=== What you should do ===
Your task is to copy every line of the entries that contains "นกำล".

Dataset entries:
____
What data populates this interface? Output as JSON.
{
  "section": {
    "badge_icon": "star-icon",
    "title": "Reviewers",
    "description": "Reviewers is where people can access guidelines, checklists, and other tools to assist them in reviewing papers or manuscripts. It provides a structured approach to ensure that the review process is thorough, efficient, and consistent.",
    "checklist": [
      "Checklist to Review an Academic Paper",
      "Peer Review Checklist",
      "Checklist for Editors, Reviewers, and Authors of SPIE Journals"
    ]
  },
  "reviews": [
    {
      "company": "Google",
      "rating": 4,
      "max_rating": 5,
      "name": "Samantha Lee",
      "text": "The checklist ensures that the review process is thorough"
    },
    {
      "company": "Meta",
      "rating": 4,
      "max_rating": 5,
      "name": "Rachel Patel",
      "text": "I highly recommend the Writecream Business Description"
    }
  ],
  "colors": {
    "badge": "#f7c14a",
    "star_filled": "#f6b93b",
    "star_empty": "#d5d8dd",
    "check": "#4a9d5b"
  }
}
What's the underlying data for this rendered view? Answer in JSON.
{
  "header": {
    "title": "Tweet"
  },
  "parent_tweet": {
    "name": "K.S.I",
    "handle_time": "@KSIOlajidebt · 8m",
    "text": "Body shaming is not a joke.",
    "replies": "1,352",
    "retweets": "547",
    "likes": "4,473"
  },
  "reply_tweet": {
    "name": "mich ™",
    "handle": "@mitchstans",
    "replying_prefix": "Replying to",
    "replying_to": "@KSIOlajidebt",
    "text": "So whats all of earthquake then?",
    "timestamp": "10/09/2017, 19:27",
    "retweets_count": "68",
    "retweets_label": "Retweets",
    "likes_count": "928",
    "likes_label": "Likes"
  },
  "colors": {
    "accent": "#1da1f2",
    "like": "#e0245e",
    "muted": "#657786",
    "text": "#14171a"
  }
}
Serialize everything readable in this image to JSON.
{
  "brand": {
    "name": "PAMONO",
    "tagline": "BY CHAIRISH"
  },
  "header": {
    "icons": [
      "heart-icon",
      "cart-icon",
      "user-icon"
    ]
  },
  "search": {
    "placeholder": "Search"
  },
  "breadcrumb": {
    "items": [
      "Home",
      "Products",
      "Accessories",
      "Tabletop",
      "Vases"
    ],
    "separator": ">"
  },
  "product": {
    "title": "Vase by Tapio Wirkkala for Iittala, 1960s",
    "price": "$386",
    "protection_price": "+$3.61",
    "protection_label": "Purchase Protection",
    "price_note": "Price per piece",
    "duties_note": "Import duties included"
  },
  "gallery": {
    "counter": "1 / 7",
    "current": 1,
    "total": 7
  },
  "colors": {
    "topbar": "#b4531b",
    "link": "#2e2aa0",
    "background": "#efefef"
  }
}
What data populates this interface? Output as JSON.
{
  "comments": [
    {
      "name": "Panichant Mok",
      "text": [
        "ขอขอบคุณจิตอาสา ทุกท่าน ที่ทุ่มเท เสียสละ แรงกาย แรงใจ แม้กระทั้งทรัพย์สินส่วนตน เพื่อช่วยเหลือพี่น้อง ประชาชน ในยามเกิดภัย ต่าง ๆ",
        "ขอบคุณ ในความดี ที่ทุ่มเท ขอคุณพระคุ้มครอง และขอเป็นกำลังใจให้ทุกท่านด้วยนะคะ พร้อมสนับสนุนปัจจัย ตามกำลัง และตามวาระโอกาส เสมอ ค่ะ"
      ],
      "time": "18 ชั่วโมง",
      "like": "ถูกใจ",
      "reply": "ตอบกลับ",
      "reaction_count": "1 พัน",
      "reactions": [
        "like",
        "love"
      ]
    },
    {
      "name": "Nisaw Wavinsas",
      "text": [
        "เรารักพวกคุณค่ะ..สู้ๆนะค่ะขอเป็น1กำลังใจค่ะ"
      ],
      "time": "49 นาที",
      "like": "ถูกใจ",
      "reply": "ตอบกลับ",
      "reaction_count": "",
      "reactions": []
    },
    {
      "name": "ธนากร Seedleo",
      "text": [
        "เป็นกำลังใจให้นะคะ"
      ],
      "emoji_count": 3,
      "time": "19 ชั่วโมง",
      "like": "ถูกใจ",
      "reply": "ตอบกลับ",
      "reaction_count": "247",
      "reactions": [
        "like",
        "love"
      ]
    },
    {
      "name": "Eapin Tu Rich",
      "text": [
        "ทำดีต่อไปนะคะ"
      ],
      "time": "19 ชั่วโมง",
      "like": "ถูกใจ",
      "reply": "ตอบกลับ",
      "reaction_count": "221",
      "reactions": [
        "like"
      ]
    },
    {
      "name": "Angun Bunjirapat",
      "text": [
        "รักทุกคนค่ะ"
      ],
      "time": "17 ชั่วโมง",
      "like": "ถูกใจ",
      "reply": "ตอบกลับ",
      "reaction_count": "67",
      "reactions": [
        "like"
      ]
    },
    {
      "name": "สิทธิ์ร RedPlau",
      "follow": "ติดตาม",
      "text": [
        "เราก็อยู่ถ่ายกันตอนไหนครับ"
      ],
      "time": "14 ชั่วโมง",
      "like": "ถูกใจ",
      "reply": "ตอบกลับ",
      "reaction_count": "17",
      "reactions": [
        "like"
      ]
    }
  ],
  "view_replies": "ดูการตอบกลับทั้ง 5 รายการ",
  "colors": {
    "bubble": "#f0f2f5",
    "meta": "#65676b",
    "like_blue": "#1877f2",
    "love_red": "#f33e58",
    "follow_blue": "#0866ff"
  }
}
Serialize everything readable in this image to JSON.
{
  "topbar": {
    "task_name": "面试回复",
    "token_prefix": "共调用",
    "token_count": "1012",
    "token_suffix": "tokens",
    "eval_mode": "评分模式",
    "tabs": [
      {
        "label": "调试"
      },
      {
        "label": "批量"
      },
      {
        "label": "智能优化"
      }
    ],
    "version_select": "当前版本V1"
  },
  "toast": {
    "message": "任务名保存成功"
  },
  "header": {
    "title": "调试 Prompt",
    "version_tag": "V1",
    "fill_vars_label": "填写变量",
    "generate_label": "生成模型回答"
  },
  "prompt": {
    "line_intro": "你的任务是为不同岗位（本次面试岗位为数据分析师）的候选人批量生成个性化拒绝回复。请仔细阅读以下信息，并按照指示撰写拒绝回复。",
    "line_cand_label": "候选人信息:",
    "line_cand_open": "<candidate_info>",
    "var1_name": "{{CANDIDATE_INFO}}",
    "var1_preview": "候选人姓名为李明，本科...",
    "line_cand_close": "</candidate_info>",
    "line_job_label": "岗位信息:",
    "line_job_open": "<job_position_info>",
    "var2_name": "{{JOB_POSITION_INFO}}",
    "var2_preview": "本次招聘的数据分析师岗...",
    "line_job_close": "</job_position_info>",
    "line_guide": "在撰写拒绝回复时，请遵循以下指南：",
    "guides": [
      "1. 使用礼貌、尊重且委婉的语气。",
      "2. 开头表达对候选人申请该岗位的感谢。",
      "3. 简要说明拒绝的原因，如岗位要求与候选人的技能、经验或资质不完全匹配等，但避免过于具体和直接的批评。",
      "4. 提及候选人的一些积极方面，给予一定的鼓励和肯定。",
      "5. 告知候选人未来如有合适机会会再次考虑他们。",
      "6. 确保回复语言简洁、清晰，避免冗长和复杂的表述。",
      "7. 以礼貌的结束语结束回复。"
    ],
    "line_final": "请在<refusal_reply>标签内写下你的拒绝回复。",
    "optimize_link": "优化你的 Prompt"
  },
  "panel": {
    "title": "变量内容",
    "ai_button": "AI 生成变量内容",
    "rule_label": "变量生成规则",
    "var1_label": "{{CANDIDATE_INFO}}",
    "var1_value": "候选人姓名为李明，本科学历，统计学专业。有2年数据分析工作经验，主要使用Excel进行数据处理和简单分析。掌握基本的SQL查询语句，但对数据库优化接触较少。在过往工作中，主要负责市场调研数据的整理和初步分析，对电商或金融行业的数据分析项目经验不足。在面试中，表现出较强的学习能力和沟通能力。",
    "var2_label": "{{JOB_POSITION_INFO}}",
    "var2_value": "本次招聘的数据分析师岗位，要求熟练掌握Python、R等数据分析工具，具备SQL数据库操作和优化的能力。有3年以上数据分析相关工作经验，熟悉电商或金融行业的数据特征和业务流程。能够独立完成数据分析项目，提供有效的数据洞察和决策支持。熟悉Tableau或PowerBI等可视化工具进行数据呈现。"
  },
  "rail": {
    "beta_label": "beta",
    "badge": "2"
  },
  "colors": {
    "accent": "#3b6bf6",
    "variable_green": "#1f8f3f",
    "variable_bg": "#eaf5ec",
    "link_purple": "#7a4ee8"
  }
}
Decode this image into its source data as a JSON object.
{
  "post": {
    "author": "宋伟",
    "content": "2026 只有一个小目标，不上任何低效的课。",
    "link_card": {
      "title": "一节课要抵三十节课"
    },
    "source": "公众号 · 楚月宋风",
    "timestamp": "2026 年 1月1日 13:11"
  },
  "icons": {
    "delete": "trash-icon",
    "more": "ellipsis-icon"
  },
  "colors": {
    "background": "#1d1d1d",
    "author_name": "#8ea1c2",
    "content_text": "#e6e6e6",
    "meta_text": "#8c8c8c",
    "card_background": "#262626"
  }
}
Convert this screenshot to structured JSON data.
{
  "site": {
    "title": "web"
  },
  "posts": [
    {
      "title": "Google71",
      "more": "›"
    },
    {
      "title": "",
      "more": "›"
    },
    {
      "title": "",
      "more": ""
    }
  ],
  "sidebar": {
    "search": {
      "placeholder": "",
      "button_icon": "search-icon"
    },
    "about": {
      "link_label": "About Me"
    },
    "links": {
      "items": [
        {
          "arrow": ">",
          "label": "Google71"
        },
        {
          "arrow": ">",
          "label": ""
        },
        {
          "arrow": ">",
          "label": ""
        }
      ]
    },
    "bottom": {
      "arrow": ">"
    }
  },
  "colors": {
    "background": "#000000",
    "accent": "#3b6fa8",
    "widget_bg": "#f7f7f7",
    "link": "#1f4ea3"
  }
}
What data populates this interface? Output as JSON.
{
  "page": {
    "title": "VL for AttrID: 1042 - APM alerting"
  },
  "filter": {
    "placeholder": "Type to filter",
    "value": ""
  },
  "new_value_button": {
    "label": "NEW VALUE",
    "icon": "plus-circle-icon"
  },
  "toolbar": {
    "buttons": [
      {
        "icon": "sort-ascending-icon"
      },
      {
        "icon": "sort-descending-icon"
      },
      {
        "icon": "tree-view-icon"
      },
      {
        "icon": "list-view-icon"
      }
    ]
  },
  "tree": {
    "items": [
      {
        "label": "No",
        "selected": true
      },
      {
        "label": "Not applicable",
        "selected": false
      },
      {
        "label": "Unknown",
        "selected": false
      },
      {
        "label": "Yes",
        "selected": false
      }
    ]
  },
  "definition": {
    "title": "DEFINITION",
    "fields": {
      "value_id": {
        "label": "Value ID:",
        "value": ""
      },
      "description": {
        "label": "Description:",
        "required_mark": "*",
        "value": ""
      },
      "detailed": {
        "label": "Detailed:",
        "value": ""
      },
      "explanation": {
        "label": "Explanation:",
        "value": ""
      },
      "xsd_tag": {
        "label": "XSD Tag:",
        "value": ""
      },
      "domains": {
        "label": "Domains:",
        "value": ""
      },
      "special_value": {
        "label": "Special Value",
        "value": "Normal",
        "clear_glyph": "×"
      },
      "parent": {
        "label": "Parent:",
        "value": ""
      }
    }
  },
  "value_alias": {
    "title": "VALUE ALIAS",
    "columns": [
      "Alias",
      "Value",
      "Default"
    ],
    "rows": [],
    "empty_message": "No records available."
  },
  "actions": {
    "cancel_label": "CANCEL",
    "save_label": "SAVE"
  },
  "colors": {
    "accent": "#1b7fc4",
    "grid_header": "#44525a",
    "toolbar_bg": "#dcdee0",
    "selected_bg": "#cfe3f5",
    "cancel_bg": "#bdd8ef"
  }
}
____
=== Result for this exercise ===
        "ขอบคุณ ในความดี ที่ทุ่มเท ขอคุณพระคุ้มครอง และขอเป็นกำลังใจให้ทุกท่านด้วยนะคะ พร้อมสนับสนุนปัจจัย ตามกำลัง และตามวาระโอกาส เสมอ ค่ะ"
        "เป็นกำลังใจให้นะคะ"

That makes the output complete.